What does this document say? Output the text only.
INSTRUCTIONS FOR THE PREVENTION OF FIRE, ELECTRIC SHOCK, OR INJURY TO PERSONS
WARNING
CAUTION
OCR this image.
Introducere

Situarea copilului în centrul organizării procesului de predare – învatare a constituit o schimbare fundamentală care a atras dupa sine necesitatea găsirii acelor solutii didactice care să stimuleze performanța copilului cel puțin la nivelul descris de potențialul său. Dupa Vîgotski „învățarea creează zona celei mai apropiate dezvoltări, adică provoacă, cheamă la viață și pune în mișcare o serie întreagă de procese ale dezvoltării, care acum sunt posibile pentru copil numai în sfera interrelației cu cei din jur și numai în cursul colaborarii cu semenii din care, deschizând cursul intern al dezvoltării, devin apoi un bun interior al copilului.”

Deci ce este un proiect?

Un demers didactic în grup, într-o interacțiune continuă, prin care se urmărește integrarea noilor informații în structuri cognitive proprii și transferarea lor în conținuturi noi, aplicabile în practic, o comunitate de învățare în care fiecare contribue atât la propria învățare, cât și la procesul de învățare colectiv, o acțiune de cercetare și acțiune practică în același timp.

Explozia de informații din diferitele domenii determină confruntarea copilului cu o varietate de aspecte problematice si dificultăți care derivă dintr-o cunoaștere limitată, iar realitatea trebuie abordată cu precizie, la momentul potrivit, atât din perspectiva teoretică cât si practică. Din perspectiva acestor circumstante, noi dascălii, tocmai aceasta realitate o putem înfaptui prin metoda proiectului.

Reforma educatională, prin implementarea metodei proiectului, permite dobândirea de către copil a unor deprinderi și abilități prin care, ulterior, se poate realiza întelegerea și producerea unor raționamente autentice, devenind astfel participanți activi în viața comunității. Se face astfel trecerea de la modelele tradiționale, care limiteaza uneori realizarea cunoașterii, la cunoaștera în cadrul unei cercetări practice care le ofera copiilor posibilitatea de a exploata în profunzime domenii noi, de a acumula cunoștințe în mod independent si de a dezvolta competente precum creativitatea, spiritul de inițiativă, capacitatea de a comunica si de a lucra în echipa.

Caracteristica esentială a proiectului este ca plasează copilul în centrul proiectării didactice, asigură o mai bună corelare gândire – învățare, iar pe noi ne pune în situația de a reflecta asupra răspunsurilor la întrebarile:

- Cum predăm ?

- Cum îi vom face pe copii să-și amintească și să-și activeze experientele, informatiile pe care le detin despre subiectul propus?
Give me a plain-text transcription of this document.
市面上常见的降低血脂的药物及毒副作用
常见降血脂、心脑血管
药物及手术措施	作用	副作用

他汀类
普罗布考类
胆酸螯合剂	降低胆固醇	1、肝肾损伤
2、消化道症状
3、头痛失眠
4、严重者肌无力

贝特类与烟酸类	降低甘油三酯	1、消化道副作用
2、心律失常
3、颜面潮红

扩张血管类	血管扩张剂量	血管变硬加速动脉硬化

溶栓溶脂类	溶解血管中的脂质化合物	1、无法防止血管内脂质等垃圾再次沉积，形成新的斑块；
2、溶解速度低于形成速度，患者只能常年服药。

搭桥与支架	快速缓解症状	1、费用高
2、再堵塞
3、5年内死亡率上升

========================

- **Request**: Would you copy out each line exactly as written?

- **Complete output**:
What does this document say? Output the text only.
INSTRUCTIONS FOR THE PREVENTION OF FIRE, ELECTRIC SHOCK, OR INJURY TO PERSONS
WARNING
CAUTION
OCR this image.
Introducere

Situarea copilului în centrul organizării procesului de predare – învatare a constituit o schimbare fundamentală care a atras dupa sine necesitatea găsirii acelor solutii didactice care să stimuleze performanța copilului cel puțin la nivelul descris de potențialul său. Dupa Vîgotski „învățarea creează zona celei mai apropiate dezvoltări, adică provoacă, cheamă la viață și pune în mișcare o serie întreagă de procese ale dezvoltării, care acum sunt posibile pentru copil numai în sfera interrelației cu cei din jur și numai în cursul colaborarii cu semenii din care, deschizând cursul intern al dezvoltării, devin apoi un bun interior al copilului.”

Deci ce este un proiect?

Un demers didactic în grup, într-o interacțiune continuă, prin care se urmărește integrarea noilor informații în structuri cognitive proprii și transferarea lor în conținuturi noi, aplicabile în practic, o comunitate de învățare în care fiecare contribue atât la propria învățare, cât și la procesul de învățare colectiv, o acțiune de cercetare și acțiune practică în același timp.

Explozia de informații din diferitele domenii determină confruntarea copilului cu o varietate de aspecte problematice si dificultăți care derivă dintr-o cunoaștere limitată, iar realitatea trebuie abordată cu precizie, la momentul potrivit, atât din perspectiva teoretică cât si practică. Din perspectiva acestor circumstante, noi dascălii, tocmai aceasta realitate o putem înfaptui prin metoda proiectului.

Reforma educatională, prin implementarea metodei proiectului, permite dobândirea de către copil a unor deprinderi și abilități prin care, ulterior, se poate realiza întelegerea și producerea unor raționamente autentice, devenind astfel participanți activi în viața comunității. Se face astfel trecerea de la modelele tradiționale, care limiteaza uneori realizarea cunoașterii, la cunoaștera în cadrul unei cercetări practice care le ofera copiilor posibilitatea de a exploata în profunzime domenii noi, de a acumula cunoștințe în mod independent si de a dezvolta competente precum creativitatea, spiritul de inițiativă, capacitatea de a comunica si de a lucra în echipa.

Caracteristica esentială a proiectului este ca plasează copilul în centrul proiectării didactice, asigură o mai bună corelare gândire – învățare, iar pe noi ne pune în situația de a reflecta asupra răspunsurilor la întrebarile:

- Cum predăm ?

- Cum îi vom face pe copii să-și amintească și să-și activeze experientele, informatiile pe care le detin despre subiectul propus?
Give me a plain-text transcription of this document.
市面上常见的降低血脂的药物及毒副作用
常见降血脂、心脑血管
药物及手术措施	作用	副作用

他汀类
普罗布考类
胆酸螯合剂	降低胆固醇	1、肝肾损伤
2、消化道症状
3、头痛失眠
4、严重者肌无力

贝特类与烟酸类	降低甘油三酯	1、消化道副作用
2、心律失常
3、颜面潮红

扩张血管类	血管扩张剂量	血管变硬加速动脉硬化

溶栓溶脂类	溶解血管中的脂质化合物	1、无法防止血管内脂质等垃圾再次沉积，形成新的斑块；
2、溶解速度低于形成速度，患者只能常年服药。

搭桥与支架	快速缓解症状	1、费用高
2、再堵塞
3、5年内死亡率上升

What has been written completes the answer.